*** EXCERPT PROVIDED Section Begins ***
Our little party passed a day at Antwerp, which looked beautiful from the river. The Cathedral tower and the tall roofs and tapering spires of the churches around it made a matchless group. We visited the fortifications, which have lately done such good work, and we had an indigestion of Rubens, who appeared so gross and so fleshy after the Italian school. Mrs. D'Aguilar was dreadfully scandalized, when, coming suddenly into a room, she found her two nephews at romps with a pretty little soubrette, whose short petticoats enabled her to deliver the sharpest possible kicks, while she employed her hands in vigorously defending her jolly red cheeks. The poor lady threw up her hands and her eyes to heaven when she came suddenly upon this little scene, and she was even more shocked when she found that her escort had passed the Sunday evening in the theatre.
From Antwerp we travelled to Bruges, examined the belfry, heard the chimes, and then went on to Cologne. A marvellous old picturesque place it was, with its combination of old churches, crumbling walls, gabled houses, and the narrowest and worst-paved streets we had ever seen. The old Cathedral in those days was not finished, and threatened never to be finished. Still there was the grand solitary tower, with the mystical-looking old crane on the top, and a regular garden growing out of the chinks and crannies of the stonework. Coleridge's saying about Cologne, was still emphatically true in those days, and all travellers had recourse to "Jean Marie Farina Gegenüber." What a change there is now, with that hideous Gothic railway bridge, and its sham battlements, and loopholes to defend nothing, with its hideous cast-iron turret over the centre of the church, where the old architect had intended a light stone lantern-tower, with the ridiculous terrace surrounding the building, and with the hideous finials with which the modern German architects have disfigured the grand old building!
The Rhine to Wiesbaden.
*** EXCERPT PROVIDED Section Ends ***
*** EXTRACTED RECORDS Section Begins ***
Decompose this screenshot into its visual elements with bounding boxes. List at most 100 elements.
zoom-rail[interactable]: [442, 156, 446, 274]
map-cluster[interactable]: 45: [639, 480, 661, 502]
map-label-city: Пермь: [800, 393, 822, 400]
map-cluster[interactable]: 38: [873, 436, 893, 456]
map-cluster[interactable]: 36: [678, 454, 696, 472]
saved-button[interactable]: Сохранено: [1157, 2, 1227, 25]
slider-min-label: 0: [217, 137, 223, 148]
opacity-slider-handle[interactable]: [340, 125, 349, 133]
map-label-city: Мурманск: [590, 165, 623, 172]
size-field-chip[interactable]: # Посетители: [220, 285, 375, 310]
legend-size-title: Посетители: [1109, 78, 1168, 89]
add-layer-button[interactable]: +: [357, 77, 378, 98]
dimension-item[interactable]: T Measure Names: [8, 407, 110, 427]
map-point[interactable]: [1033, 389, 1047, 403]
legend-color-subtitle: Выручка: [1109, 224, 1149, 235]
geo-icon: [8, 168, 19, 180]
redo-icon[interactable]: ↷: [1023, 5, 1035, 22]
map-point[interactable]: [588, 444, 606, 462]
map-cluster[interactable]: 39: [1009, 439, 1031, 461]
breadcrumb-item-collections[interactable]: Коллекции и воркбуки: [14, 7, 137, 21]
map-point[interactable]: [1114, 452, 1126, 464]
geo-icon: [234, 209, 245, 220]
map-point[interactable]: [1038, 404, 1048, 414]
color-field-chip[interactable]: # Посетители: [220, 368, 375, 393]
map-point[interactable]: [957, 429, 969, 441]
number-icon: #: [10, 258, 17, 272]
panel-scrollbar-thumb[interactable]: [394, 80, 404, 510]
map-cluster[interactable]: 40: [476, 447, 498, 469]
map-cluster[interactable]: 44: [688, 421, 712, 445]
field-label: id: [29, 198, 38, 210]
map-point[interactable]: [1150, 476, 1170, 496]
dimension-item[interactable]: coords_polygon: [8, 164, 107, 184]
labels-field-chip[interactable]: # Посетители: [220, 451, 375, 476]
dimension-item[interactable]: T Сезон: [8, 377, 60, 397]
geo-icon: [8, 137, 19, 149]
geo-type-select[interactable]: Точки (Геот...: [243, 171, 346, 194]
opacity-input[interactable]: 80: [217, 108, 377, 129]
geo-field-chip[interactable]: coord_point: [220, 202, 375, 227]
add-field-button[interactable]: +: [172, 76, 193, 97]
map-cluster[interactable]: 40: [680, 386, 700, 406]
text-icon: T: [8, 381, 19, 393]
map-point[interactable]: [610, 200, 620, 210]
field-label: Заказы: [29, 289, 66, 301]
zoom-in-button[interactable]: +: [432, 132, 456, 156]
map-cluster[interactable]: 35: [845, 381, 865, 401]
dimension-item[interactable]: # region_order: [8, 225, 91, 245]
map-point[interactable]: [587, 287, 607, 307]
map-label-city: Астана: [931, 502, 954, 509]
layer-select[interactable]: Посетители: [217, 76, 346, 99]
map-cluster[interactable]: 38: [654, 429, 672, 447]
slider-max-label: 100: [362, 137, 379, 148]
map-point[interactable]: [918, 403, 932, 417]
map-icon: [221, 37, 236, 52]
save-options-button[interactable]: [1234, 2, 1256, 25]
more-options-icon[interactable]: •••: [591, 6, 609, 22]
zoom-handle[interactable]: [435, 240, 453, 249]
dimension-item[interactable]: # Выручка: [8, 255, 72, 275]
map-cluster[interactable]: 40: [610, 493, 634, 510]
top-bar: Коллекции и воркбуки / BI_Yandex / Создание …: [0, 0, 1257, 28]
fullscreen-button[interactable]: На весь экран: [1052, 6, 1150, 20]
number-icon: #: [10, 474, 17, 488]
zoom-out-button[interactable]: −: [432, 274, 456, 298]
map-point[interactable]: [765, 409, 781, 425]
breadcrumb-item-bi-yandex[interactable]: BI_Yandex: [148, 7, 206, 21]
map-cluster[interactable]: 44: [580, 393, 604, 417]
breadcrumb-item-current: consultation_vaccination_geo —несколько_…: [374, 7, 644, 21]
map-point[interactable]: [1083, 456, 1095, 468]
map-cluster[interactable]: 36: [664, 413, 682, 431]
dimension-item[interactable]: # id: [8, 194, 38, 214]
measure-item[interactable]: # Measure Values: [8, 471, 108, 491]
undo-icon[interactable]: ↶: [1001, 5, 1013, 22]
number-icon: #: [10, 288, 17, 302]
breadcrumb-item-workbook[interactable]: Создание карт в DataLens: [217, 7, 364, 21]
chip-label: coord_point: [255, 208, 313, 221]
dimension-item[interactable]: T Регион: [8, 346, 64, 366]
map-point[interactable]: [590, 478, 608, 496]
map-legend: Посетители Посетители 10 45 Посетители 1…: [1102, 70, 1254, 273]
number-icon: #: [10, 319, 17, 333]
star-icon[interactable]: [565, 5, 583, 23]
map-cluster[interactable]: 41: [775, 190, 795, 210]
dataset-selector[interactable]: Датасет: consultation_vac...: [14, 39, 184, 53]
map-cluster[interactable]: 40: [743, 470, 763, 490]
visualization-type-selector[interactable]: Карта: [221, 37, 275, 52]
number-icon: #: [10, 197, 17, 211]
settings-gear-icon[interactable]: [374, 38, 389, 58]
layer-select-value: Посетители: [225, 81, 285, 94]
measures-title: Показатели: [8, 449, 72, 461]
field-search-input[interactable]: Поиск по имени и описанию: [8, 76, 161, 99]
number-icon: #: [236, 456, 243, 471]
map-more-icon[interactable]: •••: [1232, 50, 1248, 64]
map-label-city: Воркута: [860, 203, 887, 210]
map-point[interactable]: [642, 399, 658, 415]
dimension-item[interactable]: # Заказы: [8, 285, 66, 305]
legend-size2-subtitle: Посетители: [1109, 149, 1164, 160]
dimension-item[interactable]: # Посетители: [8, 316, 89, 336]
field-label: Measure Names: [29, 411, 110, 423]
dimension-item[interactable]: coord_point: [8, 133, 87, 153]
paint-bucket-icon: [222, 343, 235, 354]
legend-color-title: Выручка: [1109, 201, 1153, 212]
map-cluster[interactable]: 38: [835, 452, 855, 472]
*** EXTRACTED RECORDS Section Ends ***
• WORK INSTRUCTIONS
(a) Decide whether each statement agrees with the passage about Antwerp and Cologne. Answer yes or no for each, and quote the deciding words of the passage. (i) The party spent a day at Antwerp. (ii) The Cathedral at Cologne was finished at the time of the visit. (iii) From Antwerp the party went straight to Cologne.
(b) Copy word for word the stretch of the passage about Antwerp and Cologne from "Our little party" through "in the theatre.".

• ANSWERS FOR THE TASKS
(a)
(i) Yes: "Our little party passed a day at Antwerp"
(ii) No: "The old Cathedral in those days was not finished, and threatened never to be finished."
(iii) No: "From Antwerp we travelled to Bruges, examined the belfry, heard the chimes, and then went on to Cologne."

(b)
Our little party passed a day at Antwerp, which looked beautiful from the river. The Cathedral tower and the tall roofs and tapering spires of the churches around it made a matchless group. We visited the fortifications, which have lately done such good work, and we had an indigestion of Rubens, who appeared so gross and so fleshy after the Italian school. Mrs. D'Aguilar was dreadfully scandalized, when, coming suddenly into a room, she found her two nephews at romps with a pretty little soubrette, whose short petticoats enabled her to deliver the sharpest possible kicks, while she employed her hands in vigorously defending her jolly red cheeks. The poor lady threw up her hands and her eyes to heaven when she came suddenly upon this little scene, and she was even more shocked when she found that her escort had passed the Sunday evening in the theatre.